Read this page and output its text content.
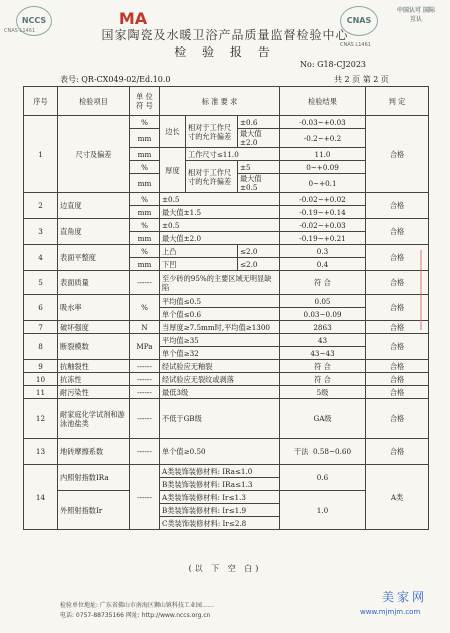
NCCS	MA	CNAS
中国认可 国际互认
CNAS-L1461	国家陶瓷及水暖卫浴产品质量监督检验中心
CNAS L1461
检 验 报 告
No: G18-CJ2023
表号: QR-CX049-02/Ed.10.0	共 2 页 第 2 页
序号	检验项目	单 位
符 号	标 准 要 求			检验结果	判 定
1	尺寸及偏差	%	边长	相对于工作尺寸的允许偏差	±0.6	-0.03~+0.03	合格
		mm			最大值±2.0	-0.2~+0.2	
		mm	厚度	工作尺寸≤11.0		11.0	
		%		相对于工作尺寸的允许偏差	±5	0~+0.09	
		mm			最大值±0.5	0~+0.1	
2	边直度	%	±0.5			-0.02~+0.02	合格
		mm	最大值±1.5			-0.19~+0.14	
3	直角度	%	±0.5			-0.02~+0.03	合格
		mm	最大值±2.0			-0.19~+0.21	
4	表面平整度	%	上凸		≤2.0	0.3	合格
		mm	下凹		≤2.0	0.4	
5	表面质量	------	至少砖的95%的主要区域无明显缺陷			符 合	合格
6	吸水率	%	平均值≤0.5			0.05	合格
			单个值≤0.6			0.03~0.09	
7	破坏强度	N	当厚度≥7.5mm时,平均值≥1300			2863	合格
8	断裂模数	MPa	平均值≥35			43	合格
			单个值≥32			43~43	
9	抗釉裂性	------	经试验应无釉裂			符 合	合格
10	抗冻性	------	经试验应无裂纹或剥落			符 合	合格
11	耐污染性	------	最低3级			5级	合格
12	耐家庭化学试剂和游泳池盐类	------	不低于GB级			GA级	合格
13	地砖摩擦系数	------	单个值≥0.50			干法 0.58~0.60	合格
14	内照射指数IRa	------	A类装饰装修材料: IRa≤1.0			0.6	A类
			B类装饰装修材料: IRa≤1.3				
	外照射指数Ir		A类装饰装修材料: Ir≤1.3			1.0	
			B类装饰装修材料: Ir≤1.9				
			C类装饰装修材料: Ir≤2.8				
(以 下 空 白)
检验单位地址: 广东省佛山市南海区狮山镇科技工业园……
电话: 0757-88735166 网址: http://www.nccs.org.cn
美家网
www.mjmjm.com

######

The answer is the number of lines in the preceding material that hold "相对于工作尺寸的允许偏差"; write that number and nothing else.

FULL OUTPUT. 2